- WHAT TO PRODUCE -
Resume the article about Oppenheimer's lowered S&P 500 target, picking up right after its last sentence.

- PAGE TEXT -
************

Oppenheimer no longer expects the S&P 500 finish the year above 5,000, but is still counting on a big second-half rally.
Strategist John Stoltzfus on Thursday cut his Street-high S&P ( SP500 ) ( NYSEARCA: SPY ) to 4,800 from 5,330. That would be a gain of about 24% from where it trades this morning .
It was only Tuesday that Stoltzfus stuck with his 5,330 forecast, noting that while the broader market saw its worse first-half performance since 1970, there was actually a strong rally to close out that year .
That same day, Credit Suisse strategist Jonathan Golub cut his target to 4,300 from 4,800.
Oppenheimer's new target "is based on our earnings projection of $230 per share for the S&P 500, which is unchanged from our previous forecast and which, coupled with our revised target, implies a price/earnings multiple of 20.9x," Stoltzfus wrote in today's note.

************

- DATA ENTRIES -
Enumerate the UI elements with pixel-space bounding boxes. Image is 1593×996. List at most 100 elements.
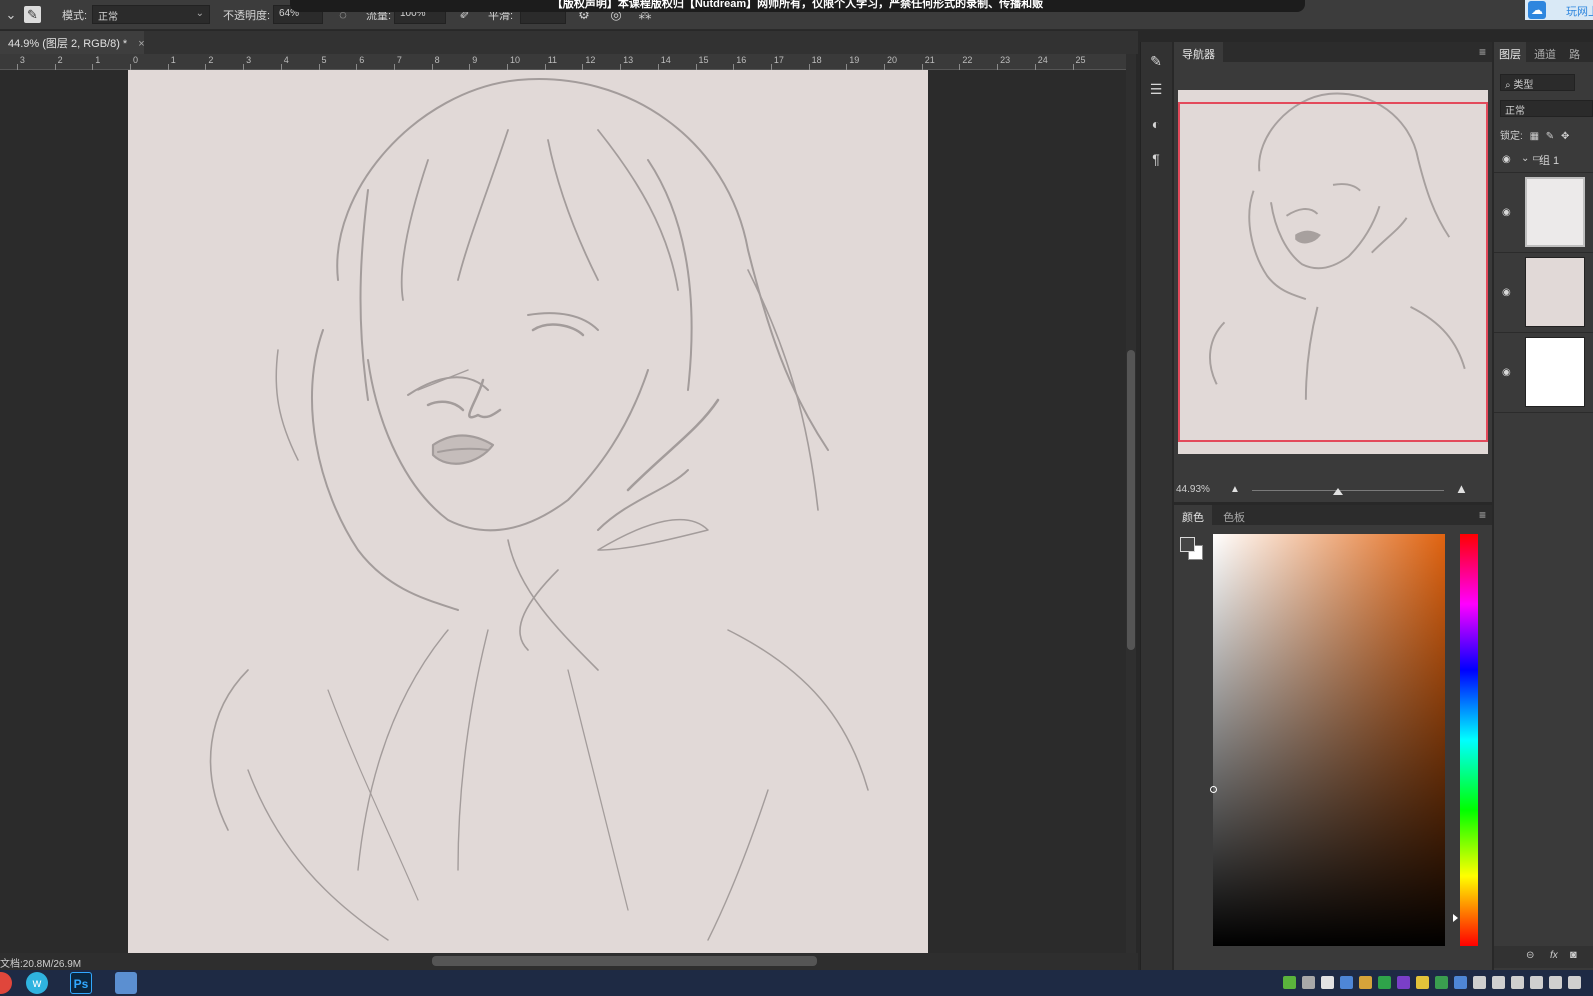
tab-layers[interactable]: 图层 (1494, 42, 1526, 62)
tray-icon[interactable] (1492, 976, 1505, 989)
mode-value: 正常 (98, 12, 118, 23)
tray-icon[interactable] (1568, 976, 1581, 989)
layer-filter-value: 类型 (1513, 80, 1534, 91)
color-picker-marker[interactable] (1210, 786, 1217, 793)
chevron-down-icon: ⌄ (195, 8, 204, 19)
ruler-tick-label: 3 (19, 55, 25, 65)
ruler-tick-label: 7 (396, 55, 402, 65)
tray-icon[interactable] (1283, 976, 1296, 989)
ruler-tick-label: 4 (283, 55, 289, 65)
lock-label: 锁定: (1500, 131, 1523, 142)
cloud-logo-icon: ☁ (1528, 1, 1546, 19)
sketch-drawing (209, 78, 869, 941)
tab-paths[interactable]: 路 (1564, 42, 1585, 62)
tray-icon[interactable] (1511, 976, 1524, 989)
layer-thumbnail-paper (1525, 257, 1585, 327)
lock-position-icon[interactable]: ✥ (1561, 131, 1569, 142)
zoom-slider-track[interactable] (1252, 490, 1444, 491)
horizontal-scrollbar-thumb[interactable] (432, 956, 817, 966)
lock-pixels-icon[interactable]: ✎ (1546, 131, 1554, 142)
tray-icon[interactable] (1435, 976, 1448, 989)
hue-slider[interactable] (1460, 534, 1478, 946)
character-icon[interactable]: ¶ (1145, 148, 1167, 170)
group-name: 组 1 (1539, 155, 1560, 167)
panel-menu-icon[interactable]: ≡ (1479, 508, 1486, 522)
tray-icon[interactable] (1549, 976, 1562, 989)
opacity-label: 不透明度: (223, 10, 271, 22)
brush-preset-icon[interactable]: ✎ (24, 6, 41, 23)
mode-select[interactable]: 正常 ⌄ (92, 5, 210, 24)
ruler-tick-label: 16 (736, 55, 747, 65)
vertical-scrollbar-thumb[interactable] (1127, 350, 1135, 650)
search-icon: ⌕ (1505, 80, 1511, 91)
tray-icon[interactable] (1378, 976, 1391, 989)
ruler-tick-label: 18 (811, 55, 822, 65)
mask-icon[interactable]: ◙ (1570, 949, 1577, 961)
ruler-tick-label: 2 (208, 55, 214, 65)
tray-icon[interactable] (1321, 976, 1334, 989)
panel-menu-icon[interactable]: ≡ (1479, 45, 1486, 59)
blend-mode-select[interactable]: 正常 (1500, 100, 1593, 117)
tray-icon[interactable] (1302, 976, 1315, 989)
tray-icon[interactable] (1473, 976, 1486, 989)
zoom-slider-thumb[interactable] (1333, 488, 1343, 495)
adjustments-icon[interactable]: ☰ (1145, 78, 1167, 100)
w-app-icon[interactable]: w (26, 972, 48, 994)
tab-swatches[interactable]: 色板 (1215, 505, 1253, 525)
lock-row: 锁定: ▦ ✎ ✥ (1500, 127, 1569, 142)
photoshop-icon[interactable]: Ps (70, 972, 92, 994)
zoom-out-icon[interactable]: ▲ (1230, 484, 1240, 495)
ruler-tick-label: 2 (57, 55, 63, 65)
ruler-tick-label: 17 (773, 55, 784, 65)
color-picker-field[interactable] (1213, 534, 1445, 946)
canvas[interactable] (128, 70, 928, 953)
half-circle-icon[interactable]: ◐ (1145, 113, 1167, 135)
foreground-color-swatch[interactable] (1180, 537, 1195, 552)
tab-navigator[interactable]: 导航器 (1174, 42, 1223, 62)
close-icon[interactable]: × (138, 38, 144, 50)
eye-icon[interactable]: ◉ (1502, 287, 1511, 298)
layer-thumbnail-white (1525, 337, 1585, 407)
ruler-tick-label: 15 (698, 55, 709, 65)
mode-label: 模式: (62, 10, 88, 22)
tray-icon[interactable] (1397, 976, 1410, 989)
recycle-icon[interactable] (115, 972, 137, 994)
tab-channels[interactable]: 通道 (1529, 42, 1561, 62)
tray-icon[interactable] (1416, 976, 1429, 989)
ruler-tick-label: 12 (585, 55, 596, 65)
layers-tab-bar: 图层 通道 路 (1494, 42, 1593, 62)
document-tab[interactable]: 44.9% (图层 2, RGB/8) * × (0, 31, 145, 54)
brush-settings-icon[interactable]: ✎ (1145, 50, 1167, 72)
ruler-tick-label: 20 (887, 55, 898, 65)
eye-icon[interactable]: ◉ (1502, 207, 1511, 218)
color-tab-bar: 颜色 色板 ≡ (1174, 505, 1492, 525)
ruler-tick-label: 13 (623, 55, 634, 65)
ruler-tick-label: 3 (246, 55, 252, 65)
copyright-banner: 【版权声明】本课程版权归【Nutdream】网师所有，仅限个人学习，严禁任何形式… (290, 0, 1305, 12)
lock-transparency-icon[interactable]: ▦ (1530, 131, 1539, 142)
taskbar (0, 970, 1593, 996)
tab-color[interactable]: 颜色 (1174, 505, 1212, 525)
ruler-tick-label: 6 (359, 55, 365, 65)
document-size-status: 文档:20.8M/26.9M (0, 959, 82, 970)
navigator-zoom-value[interactable]: 44.93% (1176, 484, 1210, 495)
ruler-tick-label: 9 (472, 55, 478, 65)
tool-preset-dropdown-icon[interactable]: ⌄ (2, 6, 20, 24)
tray-icon[interactable] (1340, 976, 1353, 989)
ruler-tick-label: 22 (962, 55, 973, 65)
layer-filter-select[interactable]: ⌕ 类型 (1500, 74, 1575, 91)
eye-icon[interactable]: ◉ (1502, 154, 1511, 165)
tray-icon[interactable] (1530, 976, 1543, 989)
fx-icon[interactable]: fx (1550, 950, 1558, 961)
ruler-tick-label: 10 (510, 55, 521, 65)
eye-icon[interactable]: ◉ (1502, 367, 1511, 378)
link-layers-icon[interactable]: ⊝ (1526, 950, 1534, 961)
cloud-badge-label: 玩网上 (1566, 6, 1593, 18)
zoom-in-icon[interactable]: ▲ (1455, 481, 1468, 496)
tray-icon[interactable] (1454, 976, 1467, 989)
navigator-view-box[interactable] (1178, 102, 1488, 442)
tray-icon[interactable] (1359, 976, 1372, 989)
ruler-tick-label: 25 (1075, 55, 1086, 65)
layers-footer: ⊝ fx ◙ (1494, 946, 1593, 968)
hue-slider-marker[interactable] (1453, 914, 1458, 922)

************

- EXERCISE ANSWER -
The 5,330 target "seemed reasonable as the S&P 500 had performed exceptionally well successfully climbing the proverbial 'wall of worry' in 2020 and in 2021 notwithstanding plenty of challenges and in fact seen the S&P 500 respectively delivering price returns of 16% and 27% for 2020 and 2021 (not including dividends paid for those years and excluding applicable costs)," he said.
"Half as much of a gain in 2022 versus 2021 seemed conservative to us at the time."
He continues to favor cyclicals over defensive stocks.
The revamped allocations are Info Tech ( XLK ), 25%, Healthcare ( XLV ), 13.7%, Consumer Discretionary ( XLY ), 12.5%, Financials ( XLF ), 11.9%, Industrials ( XLI ), 9.5%, Communication Services ( XLC ), 9%, Consumer Staples ( XLP ), 5%, Energy ( XLE ), 5%, Materials ( XLB ), 3.2%, Real Estate ( XLRE ), 2.7%, Utilities ( XLU ), 2.5%.
See the UBS list of riskiest defensive stocks .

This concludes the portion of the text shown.